▸ Document section:
-- start --

11:30 AM - SF03.04.04
Cottonid—A New Old Paper-Based Material System
Matthias Langhansl1,Ronja Scholz2,Frank Walther2,Cordt Zollfrank1
Technische Universität München1,Technische Universität Dortmund2
Cottonid, vulcanized fiber and leather stone - many names exist for one of the oldest known plastics. In 1859, the Englishman Thomas Taylor described for the first time the production of this material on the basis of rag paper, which he produced by soaking cellulose fibers in a zinc chloride bath and pressing several layers under heat. Nowadays, unsized specialty paper made from cotton, pulp or a mixture of both serves as a renewable raw material for industrial production. Chemically, Taylor described the parchmentization of cellulose fibers.
The treatment with zinc dichloride may only last until the fibers have reacted superficially, otherwise the cellulose chains are degraded and the material is damaged. The exact mechanism of parchmentization has not yet been identified in detail. During the process a tremendous swelling can be observed followed by the decomposition of the paper sheet. The result of this conversion process of the cellulose fibers is a considerable change in the material properties, from soft and flexible to horn-like and hard.

-- end --

Element boundary data:
-- start --

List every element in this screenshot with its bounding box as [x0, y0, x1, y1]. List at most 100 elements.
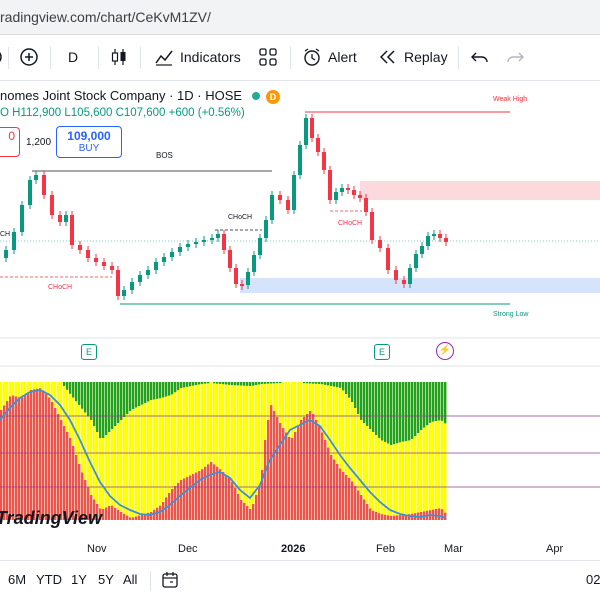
oscillator-bar	[420, 382, 423, 430]
toolbar-divider	[98, 47, 99, 69]
oscillator-bar	[438, 508, 441, 520]
oscillator-bar	[120, 382, 123, 520]
oscillator-bar	[381, 514, 384, 520]
toolbar-divider	[458, 47, 459, 69]
oscillator-bar	[306, 382, 309, 384]
oscillator-bar	[294, 432, 297, 520]
buy-button[interactable]: 109,000 BUY	[56, 126, 122, 158]
oscillator-bar	[423, 382, 426, 428]
candle-body	[86, 250, 90, 258]
oscillator-bar	[318, 426, 321, 520]
redo-button[interactable]	[505, 43, 525, 71]
sell-price: 0	[8, 129, 15, 143]
browser-address-bar[interactable]: radingview.com/chart/CeKvM1ZV/	[0, 0, 600, 35]
oscillator-bar	[6, 401, 9, 520]
oscillator-bar	[78, 464, 81, 520]
oscillator-bar	[129, 382, 132, 411]
oscillator-bar	[342, 382, 345, 520]
oscillator-bar	[213, 382, 216, 520]
oscillator-bar	[330, 382, 333, 386]
earnings-marker[interactable]: E	[374, 344, 390, 360]
oscillator-bar	[144, 513, 147, 520]
interval-button[interactable]: D	[68, 49, 79, 65]
oscillator-bar	[123, 513, 126, 520]
oscillator-bar	[129, 517, 132, 520]
indicators-button[interactable]: Indicators	[154, 43, 241, 71]
flash-event-icon[interactable]: ⚡	[436, 342, 454, 360]
earnings-marker[interactable]: E	[81, 344, 97, 360]
oscillator-bar	[414, 382, 417, 520]
oscillator-bar	[354, 486, 357, 520]
oscillator-bar	[438, 382, 441, 421]
oscillator-bar	[261, 382, 264, 384]
oscillator-bar	[114, 507, 117, 520]
alarm-clock-icon	[304, 48, 320, 66]
chart-type-button[interactable]	[110, 43, 128, 71]
oscillator-bar	[189, 382, 192, 520]
oscillator-bar	[438, 382, 441, 520]
candle-body	[202, 240, 206, 242]
candle-body	[402, 280, 406, 284]
replay-button[interactable]: Replay	[378, 43, 448, 71]
oscillator-bar	[75, 382, 78, 402]
oscillator-bar	[222, 382, 225, 520]
oscillator-bar	[219, 382, 222, 520]
candle-body	[334, 192, 338, 200]
timeframe-1y[interactable]: 1Y	[71, 572, 87, 587]
oscillator-bar	[249, 509, 252, 520]
oscillator-bar	[252, 382, 255, 386]
undo-button[interactable]	[470, 43, 490, 71]
oscillator-bar	[315, 382, 318, 384]
timeframe-5y[interactable]: 5Y	[98, 572, 114, 587]
oscillator-bar	[339, 382, 342, 388]
timeframe-all[interactable]: All	[123, 572, 138, 587]
oscillator-bar	[258, 382, 261, 520]
oscillator-bar	[222, 472, 225, 520]
oscillator-bar	[105, 382, 108, 520]
candle-body	[110, 266, 114, 270]
oscillator-bar	[348, 382, 351, 520]
oscillator-bar	[75, 382, 78, 520]
layouts-button[interactable]	[258, 43, 278, 71]
date-range-icon[interactable]	[161, 570, 181, 590]
candle-body	[386, 248, 390, 270]
candle-body	[228, 250, 232, 268]
oscillator-bar	[240, 382, 243, 386]
candle-body	[298, 145, 302, 175]
choch-label-mid: CHoCH	[228, 214, 253, 221]
oscillator-bar	[186, 382, 189, 520]
alert-button[interactable]: Alert	[302, 43, 357, 71]
oscillator-bar	[84, 382, 87, 413]
change-value: +600 (+0.56%)	[168, 107, 245, 119]
tradingview-watermark: TradingView	[0, 508, 103, 528]
oscillator-line	[0, 389, 447, 519]
demand-zone	[240, 278, 600, 293]
choch-label-left: CHoCH	[48, 284, 73, 291]
chart-area[interactable]	[0, 80, 600, 535]
candle-body	[310, 118, 314, 138]
candle-body	[20, 205, 24, 232]
oscillator-bar	[141, 382, 144, 405]
oscillator-bar	[207, 382, 210, 384]
alert-label: Alert	[328, 49, 357, 65]
oscillator-bar	[237, 382, 240, 520]
oscillator-bar	[273, 411, 276, 520]
oscillator-bar	[279, 423, 282, 520]
oscillator-bar	[252, 382, 255, 520]
candle-body	[210, 238, 214, 240]
oscillator-bar	[198, 382, 201, 385]
oscillator-bar	[339, 468, 342, 520]
oscillator-bar	[225, 382, 228, 385]
symbol-search-button[interactable]	[0, 43, 6, 71]
sell-button[interactable]: 0	[0, 127, 20, 157]
low-value: L105,600	[64, 107, 113, 119]
spread-value: 1,200	[26, 137, 52, 148]
timeframe-ytd[interactable]: YTD	[36, 572, 62, 587]
symbol-legend[interactable]: nomes Joint Stock Company · 1D · HOSE D	[0, 88, 281, 104]
ohlc-values: O H112,900 L105,600 C107,600 +600 (+0.56…	[0, 107, 245, 119]
timeframe-6m[interactable]: 6M	[8, 572, 27, 587]
oscillator-bar	[222, 382, 225, 385]
oscillator-bar	[243, 503, 246, 520]
oscillator-bar	[396, 515, 399, 520]
compare-add-button[interactable]	[18, 43, 40, 71]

-- end --

▸ The tasks:
[A] Reproduce the stretch of the Cottonid abstract from "The treatment with" through "horn-like and hard.".
[B] In the Cottonid abstract, what happens if the zinc dichloride treatment lasts longer than the superficial reaction of the fibers?
[C] Write the next part of the Cottonid abstract, picking up after its final sentence.

▸ Results in order:
[A]
The treatment with zinc dichloride may only last until the fibers have reacted superficially, otherwise the cellulose chains are degraded and the material is damaged. The exact mechanism of parchmentization has not yet been identified in detail. During the process a tremendous swelling can be observed followed by the decomposition of the paper sheet. The result of this conversion process of the cellulose fibers is a considerable change in the material properties, from soft and flexible to horn-like and hard.

[B] The cellulose chains are degraded and the material is damaged.

[C]
The manufacturing process and the material itself is very sustainable. The zinc dichloride, used as a catalyst, can be completely recycled. The washing water is also almost completely reused. The finished material is free from chemical residues and consists only of cellulose and, for marketing purposes in some cases, pigments. Also zinc dichloride is a cost effective and a safe “solvent” compared to commonly used for dissolving cellulose. The industrial manufacturing process is established and optimized for more than 100 years in terms of energy- and resource efficiency.
In this context, the presented talk will provide an overview of the fundamental changes of the cellulose, the resulting customizable properties of Cottonid and its possible applications. Almost all properties of the material can be tuned. Through variation of the parchmentizing process, it is possible to set the crystallinity of the material. With this in mind, we can set the mechanical properties, hygroscopicity, optical properties, electrical properties and even the duration of the biodegradation. The process-structure-property relationship of the resulting material is characterized by infrared spectroscopy, differential scanning calorimetry and x-ray diffraction. In addition, structural properties after manufacturing are analyzed by scanning electron microscopy.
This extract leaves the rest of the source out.